* **Задания**:
(a) Объясните в одном–трех предложениях, с какой целью требоисполнители, согласно тексту о священниках РПЦ, пришли в церковь.
(b) Напишите продолжение текста о священниках РПЦ, начиная сразу после его последнего предложения.

Число священников в Русской православной церкви со времен СССР выросло более, чем втрое — их уже около 40 тысяч. В карьере священника одних привлекает статус, других — духовность, третьих — гендерная терпимость
Русская православная церковь (РПЦ) насчитывает около 40 тысяч священников. Порядка 20 тысяч из них служат в России. Это значит, что с распада СССР число духовенства выросло более, чем втрое. Кто все эти люди?
Чтобы ответить на этот вопрос, я провел небольшое исследование — кто служит в трех типичных российских епархиях (Тверь, Уфа и Курган). Вышло, что священники в массе своей — люди немолодые: 69% сейчас в возрасте от 37 до 60 лет, а еще 13% — за 60. Они неплохо образованы — без малого 40% закончили светские вузы, часто — в Москве и Петербурге. Что забавно, эта доля в духовенстве примерно вдвое выше, чем в епископате, который поставлен им руководить. Но преобладают, как нетрудно догадаться, люди со средним и неполным средним образованием (школа, ПТУ или техникум) — их больше 60%. Как правило, они получили дополнительное образование в семинарии или православном вузе. Но есть такие, кто обошелся и без этого.
Цифры, конечно, мало говорят нам о том, почему люди решили сделать богослужение своей профессией. По моим наблюдениям, основных мотивов и, соответственно, социальных типов духовенства, существует три.
Требоисполнители — основа духовенства как корпорации. Они пришли в церковь, чтобы без особых идейных «шараханий» исполнять полагающиеся ритуалы, реализовывать свое предназначение и способности и получать за это деньги. Как правило, это прямые и «конкретные» в своих словах и желаниях люди, со светским образованием невысокого уровня. Среди них встречаются выходцы из священнических семей; из сел, которые традиционно производят большое количество священников (таких немало на Западной Украине и в Молдове); из рабочих и крестьянских семей; а также бывшие «люди в погонах» и провинциальные культурные работники.

* **Набор записей**:
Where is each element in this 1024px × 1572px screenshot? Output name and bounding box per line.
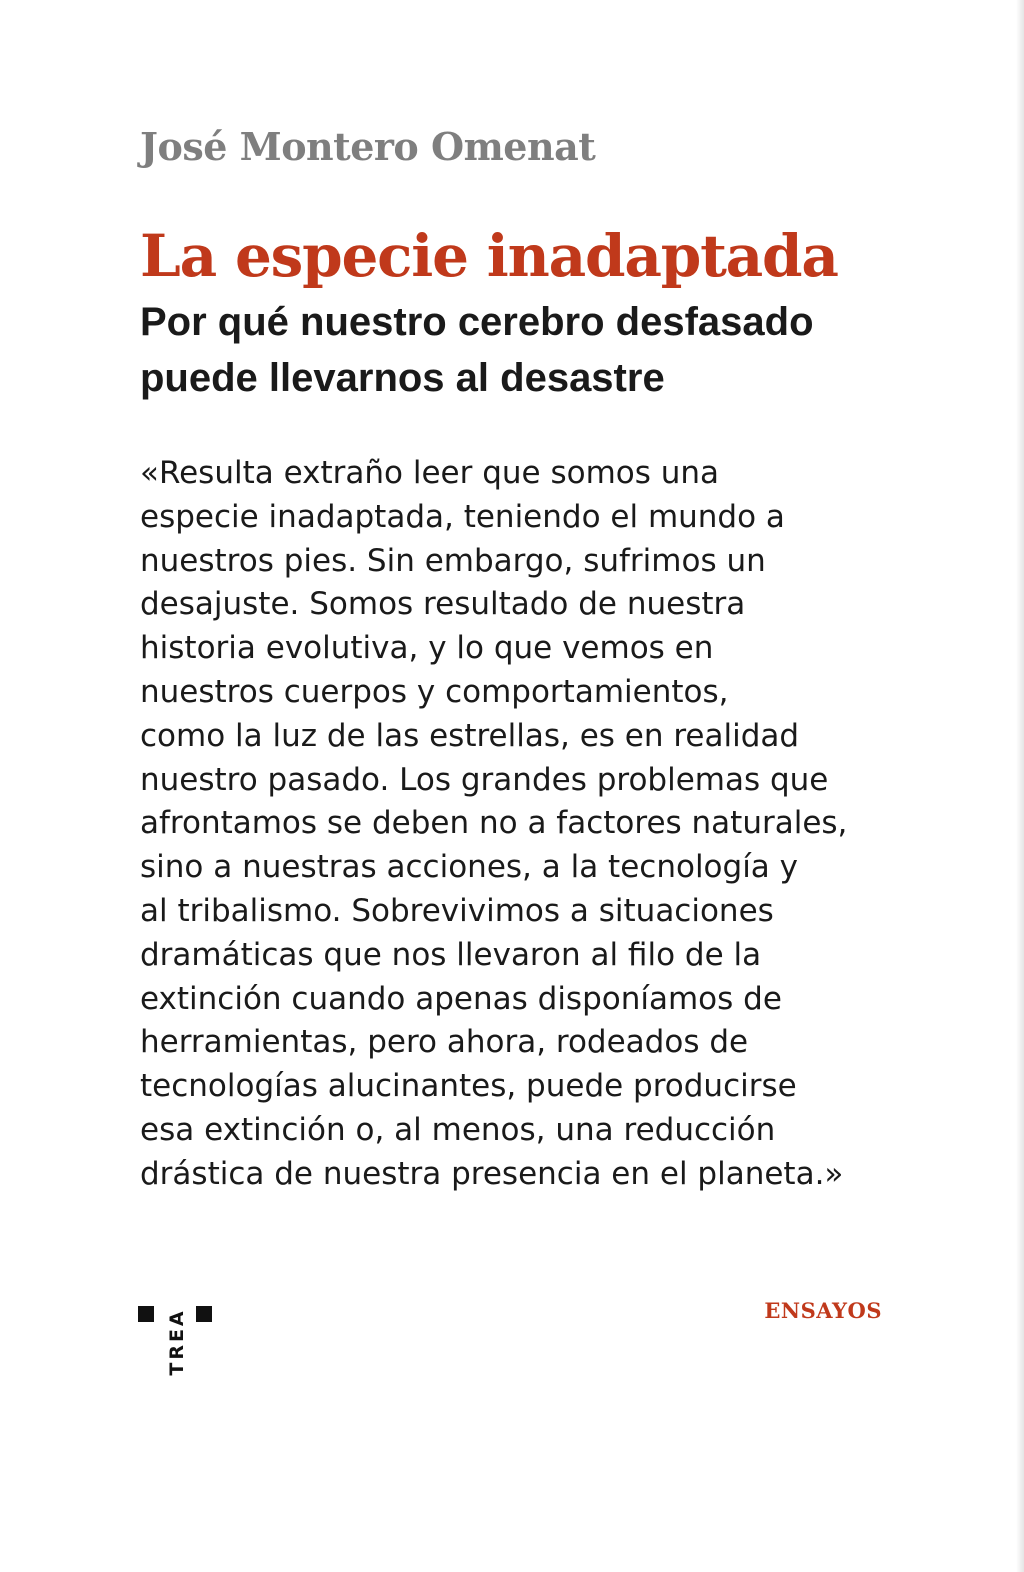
blurb-line: como la luz de las estrellas, es en realidad bbox=[140, 717, 800, 754]
blurb-line: nuestro pasado. Los grandes problemas que bbox=[140, 761, 829, 798]
blurb-line: especie inadaptada, teniendo el mundo a bbox=[140, 498, 785, 535]
blurb-line: nuestros pies. Sin embargo, sufrimos un bbox=[140, 542, 766, 579]
subtitle-line: Por qué nuestro cerebro desfasado bbox=[140, 300, 814, 344]
blurb-line: afrontamos se deben no a factores naturales, bbox=[140, 805, 848, 842]
blurb-line: «Resulta extraño leer que somos una bbox=[140, 455, 720, 491]
blurb-line: desajuste. Somos resultado de nuestra bbox=[140, 586, 746, 623]
blurb-line: herramientas, pero ahora, rodeados de bbox=[140, 1024, 749, 1061]
series-label: ENSAYOS bbox=[764, 1298, 882, 1323]
blurb-line: nuestros cuerpos y comportamientos, bbox=[140, 673, 729, 710]
publisher-logo-text: TREA bbox=[166, 1308, 188, 1376]
logo-square-right bbox=[196, 1306, 212, 1322]
blurb-line: esa extinción o, al menos, una reducción bbox=[140, 1111, 776, 1148]
blurb-line: drástica de nuestra presencia en el planeta.» bbox=[140, 1155, 844, 1192]
subtitle-line: puede llevarnos al desastre bbox=[140, 356, 665, 400]
page-edge-shadow bbox=[1016, 0, 1024, 1572]
blurb-line: tecnologías alucinantes, puede producirse bbox=[140, 1068, 797, 1105]
author-name: José Montero Omenat bbox=[140, 124, 596, 169]
book-subtitle bbox=[140, 294, 920, 406]
back-cover-blurb bbox=[140, 452, 940, 1197]
blurb-line: dramáticas que nos llevaron al filo de la bbox=[140, 936, 762, 973]
book-title: La especie inadaptada bbox=[140, 222, 838, 290]
blurb-line: extinción cuando apenas disponíamos de bbox=[140, 980, 782, 1017]
logo-square-left bbox=[138, 1306, 154, 1322]
publisher-logo bbox=[138, 1302, 214, 1382]
blurb-line: al tribalismo. Sobrevivimos a situaciones bbox=[140, 892, 774, 929]
blurb-line: historia evolutiva, y lo que vemos en bbox=[140, 630, 714, 667]
blurb-line: sino a nuestras acciones, a la tecnología y bbox=[140, 849, 799, 886]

* **Ответы**:
(a) Требоисполнители пришли в церковь, чтобы без особых идейных «шараханий» исполнять полагающиеся ритуалы. Они также хотели реализовывать свое предназначение и способности и получать за это деньги.

(b)
Их жизненный путь обычно тоже прям. Во времена СССР это были 8-10 классов школы, потом ПТУ или техникум, потом срочная в армии. Тут возникала развилка: пыльная работа по рабочей профессии (среди священников Уфимской митрополии встречаются бывшие автослесарь, портной, помощник машиниста, электромеханик и т. д.), уход в профессиональную армию-милицию-бандиты или служение в церкви.
«Входной билет» в священники в конце 1980-1990-е не стоил ничего — брали всех мужчин, кто был без внешних изъянов и явных психических отклонений. А давал сан много. За год из молодого слесаря можно было стать уважаемым в округе человеком. Для этого не требовалась даже семинария (тогда четыре, теперь пять лет учебы), поскольку священников не хватало. «Благочестивых трактористов» (церковный мем) рукополагали без всякого «духовного образования».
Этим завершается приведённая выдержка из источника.